§ **GIVEN RECORDS**
— start —
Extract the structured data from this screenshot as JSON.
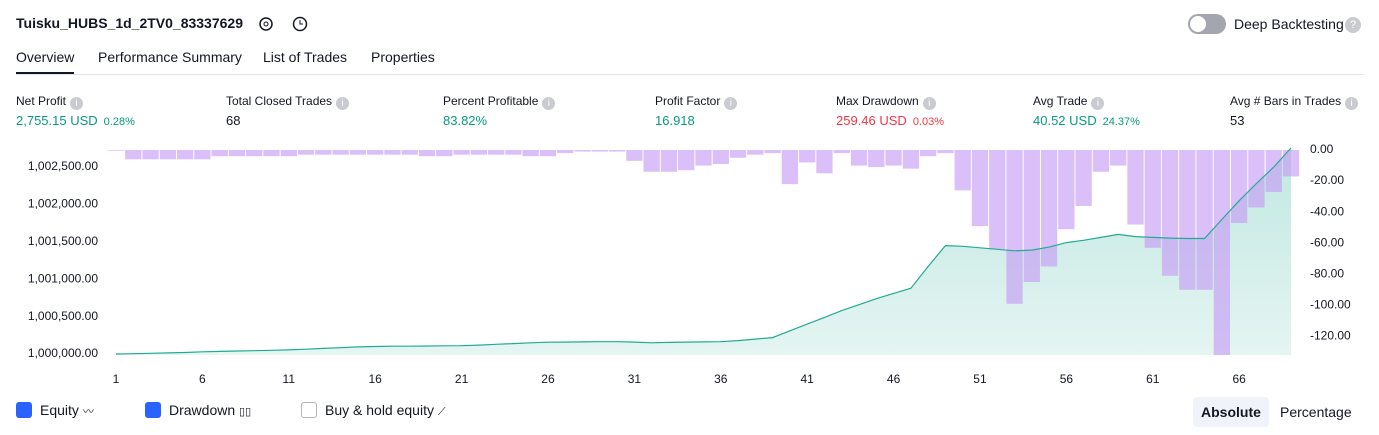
{
  "header": {
    "title": "Tuisku_HUBS_1d_2TV0_83337629",
    "toggle_label": "Deep Backtesting"
  },
  "tabs": [
    "Overview",
    "Performance Summary",
    "List of Trades",
    "Properties"
  ],
  "metrics": [
    {
      "label": "Net Profit",
      "value": "2,755.15 USD",
      "sub": "0.28%",
      "tone": "green"
    },
    {
      "label": "Total Closed Trades",
      "value": "68",
      "tone": "plain"
    },
    {
      "label": "Percent Profitable",
      "value": "83.82%",
      "tone": "green"
    },
    {
      "label": "Profit Factor",
      "value": "16.918",
      "tone": "green"
    },
    {
      "label": "Max Drawdown",
      "value": "259.46 USD",
      "sub": "0.03%",
      "tone": "red"
    },
    {
      "label": "Avg Trade",
      "value": "40.52 USD",
      "sub": "24.37%",
      "tone": "green"
    },
    {
      "label": "Avg # Bars in Trades",
      "value": "53",
      "tone": "plain"
    }
  ],
  "chart_data": {
    "type": "combo",
    "x": [
      1,
      2,
      3,
      4,
      5,
      6,
      7,
      8,
      9,
      10,
      11,
      12,
      13,
      14,
      15,
      16,
      17,
      18,
      19,
      20,
      21,
      22,
      23,
      24,
      25,
      26,
      27,
      28,
      29,
      30,
      31,
      32,
      33,
      34,
      35,
      36,
      37,
      38,
      39,
      40,
      41,
      42,
      43,
      44,
      45,
      46,
      47,
      48,
      49,
      50,
      51,
      52,
      53,
      54,
      55,
      56,
      57,
      58,
      59,
      60,
      61,
      62,
      63,
      64,
      65,
      66,
      67,
      68,
      69
    ],
    "xlim": [
      1,
      69
    ],
    "xticks": [
      1,
      6,
      11,
      16,
      21,
      26,
      31,
      36,
      41,
      46,
      51,
      56,
      61,
      66
    ],
    "ylim": [
      999987,
      1002728
    ],
    "yticks": [
      {
        "value": 1000000,
        "label": "1,000,000.00"
      },
      {
        "value": 1000500,
        "label": "1,000,500.00"
      },
      {
        "value": 1001000,
        "label": "1,001,000.00"
      },
      {
        "value": 1001500,
        "label": "1,001,500.00"
      },
      {
        "value": 1002000,
        "label": "1,002,000.00"
      },
      {
        "value": 1002500,
        "label": "1,002,500.00"
      }
    ],
    "y2lim": [
      -132,
      0
    ],
    "y2ticks": [
      {
        "value": 0,
        "label": "0.00"
      },
      {
        "value": -20,
        "label": "-20.00"
      },
      {
        "value": -40,
        "label": "-40.00"
      },
      {
        "value": -60,
        "label": "-60.00"
      },
      {
        "value": -80,
        "label": "-80.00"
      },
      {
        "value": -100,
        "label": "-100.00"
      },
      {
        "value": -120,
        "label": "-120.00"
      }
    ],
    "series": [
      {
        "name": "Equity",
        "color": "#22ab94",
        "values": [
          1000000,
          1000005,
          1000010,
          1000015,
          1000020,
          1000030,
          1000035,
          1000040,
          1000045,
          1000050,
          1000055,
          1000065,
          1000075,
          1000085,
          1000095,
          1000100,
          1000105,
          1000105,
          1000108,
          1000110,
          1000112,
          1000120,
          1000130,
          1000140,
          1000150,
          1000158,
          1000160,
          1000162,
          1000165,
          1000165,
          1000160,
          1000150,
          1000155,
          1000160,
          1000162,
          1000165,
          1000180,
          1000200,
          1000220,
          1000310,
          1000400,
          1000490,
          1000580,
          1000660,
          1000740,
          1000810,
          1000880,
          1001170,
          1001450,
          1001440,
          1001420,
          1001400,
          1001380,
          1001390,
          1001430,
          1001490,
          1001520,
          1001560,
          1001600,
          1001570,
          1001560,
          1001550,
          1001545,
          1001545,
          1001800,
          1002050,
          1002280,
          1002500,
          1002755
        ]
      },
      {
        "name": "Drawdown",
        "color": "#c69cf4",
        "axis": "y2",
        "values": [
          0,
          -6,
          -6,
          -6,
          -6,
          -6,
          -4,
          -4,
          -4,
          -4,
          -4,
          -3,
          -3,
          -3,
          -3,
          -3,
          -3,
          -3,
          -4,
          -4,
          -3,
          -3,
          -3,
          -3,
          -4,
          -4,
          -2,
          -1,
          -1,
          -1,
          -7,
          -14,
          -14,
          -13,
          -10,
          -9,
          -5,
          -3,
          -2,
          -22,
          -8,
          -15,
          -2,
          -10,
          -11,
          -10,
          -12,
          -4,
          -2,
          -26,
          -49,
          -64,
          -99,
          -85,
          -75,
          -51,
          -36,
          -14,
          -10,
          -48,
          -63,
          -81,
          -90,
          -90,
          -132,
          -47,
          -37,
          -27,
          -17
        ]
      }
    ]
  },
  "controls": {
    "buy_hold": "Buy & hold equity",
    "modes": [
      "Absolute",
      "Percentage"
    ]
  }
}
— end —
§ **WHAT IS REQUIRED**
Your task is to repeat the material above exactly, without its pictures.

§ **RESPONSE TO THE EXERCISE**
Extract the structured data from this screenshot as JSON.
{
  "header": {
    "title": "Tuisku_HUBS_1d_2TV0_83337629",
    "toggle_label": "Deep Backtesting"
  },
  "tabs": [
    "Overview",
    "Performance Summary",
    "List of Trades",
    "Properties"
  ],
  "metrics": [
    {
      "label": "Net Profit",
      "value": "2,755.15 USD",
      "sub": "0.28%",
      "tone": "green"
    },
    {
      "label": "Total Closed Trades",
      "value": "68",
      "tone": "plain"
    },
    {
      "label": "Percent Profitable",
      "value": "83.82%",
      "tone": "green"
    },
    {
      "label": "Profit Factor",
      "value": "16.918",
      "tone": "green"
    },
    {
      "label": "Max Drawdown",
      "value": "259.46 USD",
      "sub": "0.03%",
      "tone": "red"
    },
    {
      "label": "Avg Trade",
      "value": "40.52 USD",
      "sub": "24.37%",
      "tone": "green"
    },
    {
      "label": "Avg # Bars in Trades",
      "value": "53",
      "tone": "plain"
    }
  ],
  "chart_data": {
    "type": "combo",
    "x": [
      1,
      2,
      3,
      4,
      5,
      6,
      7,
      8,
      9,
      10,
      11,
      12,
      13,
      14,
      15,
      16,
      17,
      18,
      19,
      20,
      21,
      22,
      23,
      24,
      25,
      26,
      27,
      28,
      29,
      30,
      31,
      32,
      33,
      34,
      35,
      36,
      37,
      38,
      39,
      40,
      41,
      42,
      43,
      44,
      45,
      46,
      47,
      48,
      49,
      50,
      51,
      52,
      53,
      54,
      55,
      56,
      57,
      58,
      59,
      60,
      61,
      62,
      63,
      64,
      65,
      66,
      67,
      68,
      69
    ],
    "xlim": [
      1,
      69
    ],
    "xticks": [
      1,
      6,
      11,
      16,
      21,
      26,
      31,
      36,
      41,
      46,
      51,
      56,
      61,
      66
    ],
    "ylim": [
      999987,
      1002728
    ],
    "yticks": [
      {
        "value": 1000000,
        "label": "1,000,000.00"
      },
      {
        "value": 1000500,
        "label": "1,000,500.00"
      },
      {
        "value": 1001000,
        "label": "1,001,000.00"
      },
      {
        "value": 1001500,
        "label": "1,001,500.00"
      },
      {
        "value": 1002000,
        "label": "1,002,000.00"
      },
      {
        "value": 1002500,
        "label": "1,002,500.00"
      }
    ],
    "y2lim": [
      -132,
      0
    ],
    "y2ticks": [
      {
        "value": 0,
        "label": "0.00"
      },
      {
        "value": -20,
        "label": "-20.00"
      },
      {
        "value": -40,
        "label": "-40.00"
      },
      {
        "value": -60,
        "label": "-60.00"
      },
      {
        "value": -80,
        "label": "-80.00"
      },
      {
        "value": -100,
        "label": "-100.00"
      },
      {
        "value": -120,
        "label": "-120.00"
      }
    ],
    "series": [
      {
        "name": "Equity",
        "color": "#22ab94",
        "values": [
          1000000,
          1000005,
          1000010,
          1000015,
          1000020,
          1000030,
          1000035,
          1000040,
          1000045,
          1000050,
          1000055,
          1000065,
          1000075,
          1000085,
          1000095,
          1000100,
          1000105,
          1000105,
          1000108,
          1000110,
          1000112,
          1000120,
          1000130,
          1000140,
          1000150,
          1000158,
          1000160,
          1000162,
          1000165,
          1000165,
          1000160,
          1000150,
          1000155,
          1000160,
          1000162,
          1000165,
          1000180,
          1000200,
          1000220,
          1000310,
          1000400,
          1000490,
          1000580,
          1000660,
          1000740,
          1000810,
          1000880,
          1001170,
          1001450,
          1001440,
          1001420,
          1001400,
          1001380,
          1001390,
          1001430,
          1001490,
          1001520,
          1001560,
          1001600,
          1001570,
          1001560,
          1001550,
          1001545,
          1001545,
          1001800,
          1002050,
          1002280,
          1002500,
          1002755
        ]
      },
      {
        "name": "Drawdown",
        "color": "#c69cf4",
        "axis": "y2",
        "values": [
          0,
          -6,
          -6,
          -6,
          -6,
          -6,
          -4,
          -4,
          -4,
          -4,
          -4,
          -3,
          -3,
          -3,
          -3,
          -3,
          -3,
          -3,
          -4,
          -4,
          -3,
          -3,
          -3,
          -3,
          -4,
          -4,
          -2,
          -1,
          -1,
          -1,
          -7,
          -14,
          -14,
          -13,
          -10,
          -9,
          -5,
          -3,
          -2,
          -22,
          -8,
          -15,
          -2,
          -10,
          -11,
          -10,
          -12,
          -4,
          -2,
          -26,
          -49,
          -64,
          -99,
          -85,
          -75,
          -51,
          -36,
          -14,
          -10,
          -48,
          -63,
          -81,
          -90,
          -90,
          -132,
          -47,
          -37,
          -27,
          -17
        ]
      }
    ]
  },
  "controls": {
    "buy_hold": "Buy & hold equity",
    "modes": [
      "Absolute",
      "Percentage"
    ]
  }
}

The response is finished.